Objective: Using the records provided below, locate and copy each line that contains the word "What".

Extracted information:
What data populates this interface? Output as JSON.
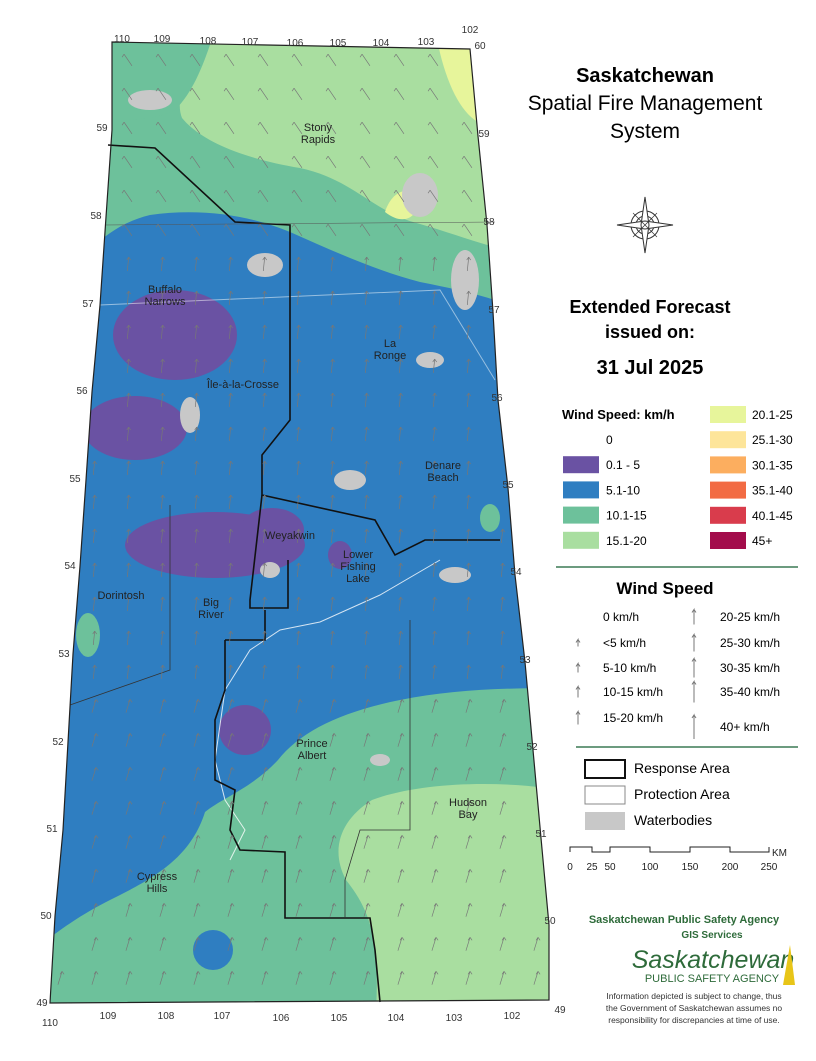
{
  "header": {
    "title": [
      "Saskatchewan",
      "Spatial Fire Management",
      "System"
    ],
    "forecast": [
      "Extended Forecast",
      "issued on:"
    ],
    "date": "31 Jul 2025"
  },
  "wind_legend": {
    "title": "Wind Speed: km/h",
    "classes": [
      {
        "label": "0",
        "color": "#ffffff"
      },
      {
        "label": "0.1 - 5",
        "color": "#6a52a3"
      },
      {
        "label": "5.1-10",
        "color": "#2f7ec1"
      },
      {
        "label": "10.1-15",
        "color": "#6dc19b"
      },
      {
        "label": "15.1-20",
        "color": "#a9dea0"
      },
      {
        "label": "20.1-25",
        "color": "#e7f59b"
      },
      {
        "label": "25.1-30",
        "color": "#fde59a"
      },
      {
        "label": "30.1-35",
        "color": "#fcae5f"
      },
      {
        "label": "35.1-40",
        "color": "#f26b43"
      },
      {
        "label": "40.1-45",
        "color": "#d93c4c"
      },
      {
        "label": "45+",
        "color": "#a30c4b"
      }
    ]
  },
  "arrow_legend": {
    "title": "Wind Speed",
    "items": [
      "0 km/h",
      "<5 km/h",
      "5-10 km/h",
      "10-15 km/h",
      "15-20 km/h",
      "20-25 km/h",
      "25-30 km/h",
      "30-35 km/h",
      "35-40 km/h",
      "40+ km/h"
    ]
  },
  "boundary_legend": [
    "Response Area",
    "Protection Area",
    "Waterbodies"
  ],
  "scale": {
    "ticks": [
      "0",
      "25",
      "50",
      "100",
      "150",
      "200",
      "250"
    ],
    "unit": "KM"
  },
  "agency": {
    "name": "Saskatchewan Public Safety Agency",
    "unit": "GIS  Services",
    "logo": [
      "Saskatchewan",
      "PUBLIC SAFETY AGENCY"
    ],
    "disclaimer": [
      "Information depicted is subject to change, thus",
      "the Government of Saskatchewan assumes no",
      "responsibility for discrepancies at time of use."
    ]
  },
  "map": {
    "places": [
      [
        "Stony",
        "Rapids"
      ],
      [
        "Buffalo",
        "Narrows"
      ],
      [
        "La",
        "Ronge"
      ],
      [
        "Île-à-la-Crosse"
      ],
      [
        "Denare",
        "Beach"
      ],
      [
        "Weyakwin"
      ],
      [
        "Lower",
        "Fishing",
        "Lake"
      ],
      [
        "Dorintosh"
      ],
      [
        "Big",
        "River"
      ],
      [
        "Prince",
        "Albert"
      ],
      [
        "Hudson",
        "Bay"
      ],
      [
        "Cypress",
        "Hills"
      ]
    ],
    "grid_top": [
      "110",
      "109",
      "108",
      "107",
      "106",
      "105",
      "104",
      "103",
      "102"
    ],
    "grid_bottom": [
      "110",
      "109",
      "108",
      "107",
      "106",
      "105",
      "104",
      "103",
      "102"
    ],
    "grid_left": [
      "59",
      "58",
      "57",
      "56",
      "55",
      "54",
      "53",
      "52",
      "51",
      "50",
      "49"
    ],
    "grid_right": [
      "60",
      "59",
      "58",
      "57",
      "56",
      "55",
      "54",
      "53",
      "52",
      "51",
      "50",
      "49"
    ]
  }
}
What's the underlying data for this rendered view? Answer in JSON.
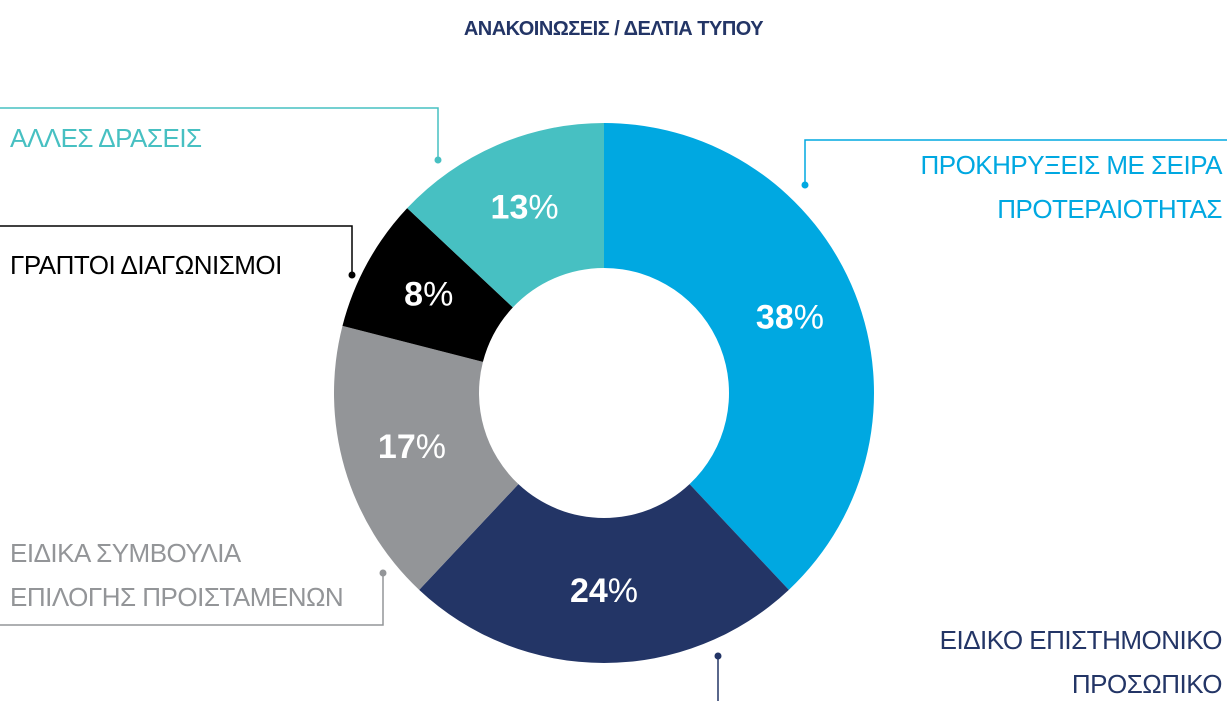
{
  "chart_data": {
    "type": "donut",
    "title": "ΑΝΑΚΟΙΝΩΣΕΙΣ / ΔΕΛΤΙΑ ΤΥΠΟΥ",
    "categories": [
      "ΠΡΟΚΗΡΥΞΕΙΣ ΜΕ ΣΕΙΡΑ\nΠΡΟΤΕΡΑΙΟΤΗΤΑΣ",
      "ΕΙΔΙΚΟ ΕΠΙΣΤΗΜΟΝΙΚΟ\nΠΡΟΣΩΠΙΚΟ",
      "ΕΙΔΙΚΑ ΣΥΜΒΟΥΛΙΑ\nΕΠΙΛΟΓΗΣ ΠΡΟΙΣΤΑΜΕΝΩΝ",
      "ΓΡΑΠΤΟΙ ΔΙΑΓΩΝΙΣΜΟΙ",
      "ΑΛΛΕΣ ΔΡΑΣΕΙΣ"
    ],
    "values": [
      38,
      24,
      17,
      8,
      13
    ],
    "value_labels": [
      "38%",
      "24%",
      "17%",
      "8%",
      "13%"
    ],
    "colors": [
      "#00a8e1",
      "#233566",
      "#939598",
      "#000000",
      "#47c0c2"
    ]
  }
}
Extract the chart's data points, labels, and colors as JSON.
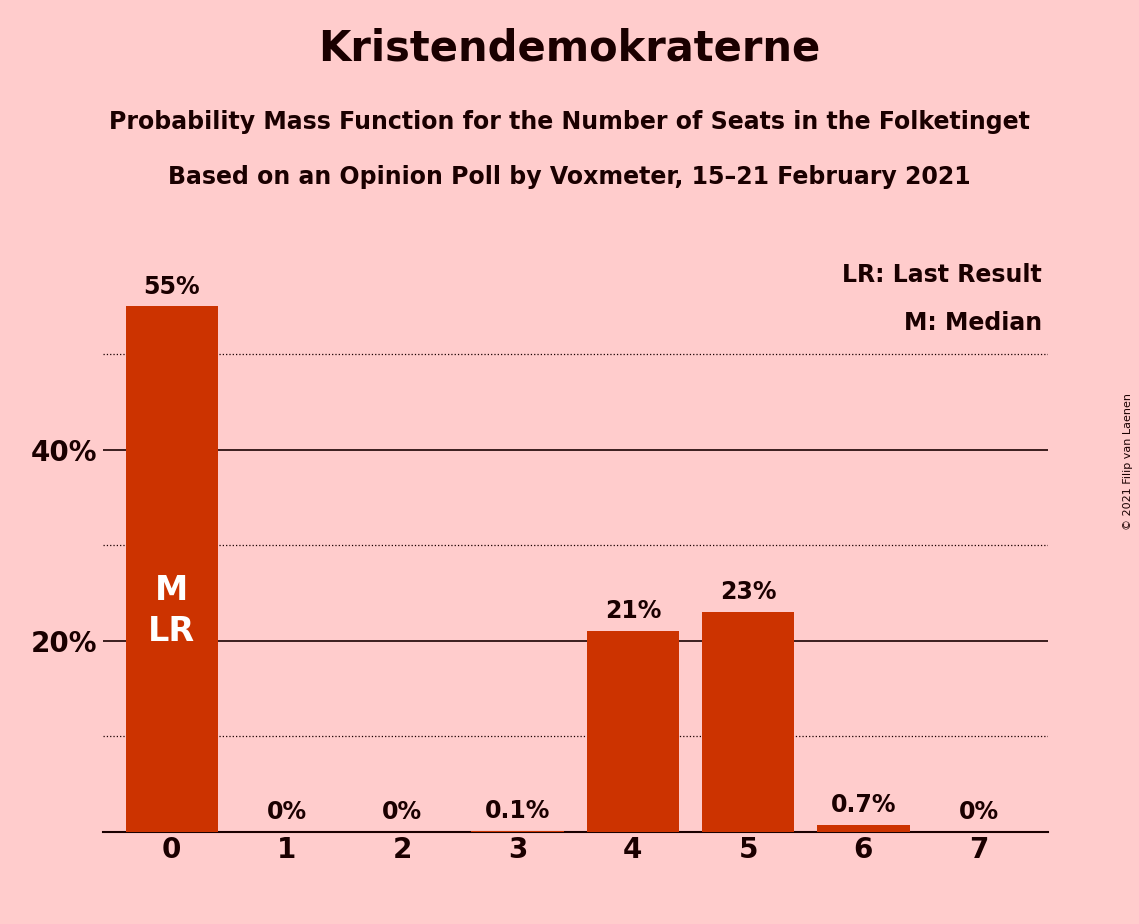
{
  "title": "Kristendemokraterne",
  "subtitle1": "Probability Mass Function for the Number of Seats in the Folketinget",
  "subtitle2": "Based on an Opinion Poll by Voxmeter, 15–21 February 2021",
  "copyright": "© 2021 Filip van Laenen",
  "legend_lr": "LR: Last Result",
  "legend_m": "M: Median",
  "categories": [
    0,
    1,
    2,
    3,
    4,
    5,
    6,
    7
  ],
  "values": [
    55,
    0,
    0,
    0.1,
    21,
    23,
    0.7,
    0
  ],
  "labels": [
    "55%",
    "0%",
    "0%",
    "0.1%",
    "21%",
    "23%",
    "0.7%",
    "0%"
  ],
  "bar_color": "#CC3300",
  "background_color": "#FFCCCC",
  "text_color": "#1a0000",
  "label_inside_color": "#FFFFFF",
  "ylim": [
    0,
    60
  ],
  "ytick_positions": [
    20,
    40
  ],
  "ytick_labels": [
    "20%",
    "40%"
  ],
  "solid_gridlines": [
    20,
    40
  ],
  "dotted_gridlines": [
    10,
    30,
    50
  ],
  "title_fontsize": 30,
  "subtitle_fontsize": 17,
  "axis_fontsize": 20,
  "label_fontsize": 17,
  "legend_fontsize": 17,
  "ml_fontsize": 24
}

Task answer:
What data populates this interface? Output as JSON.
What's the underlying data for this rendered view? Answer in JSON.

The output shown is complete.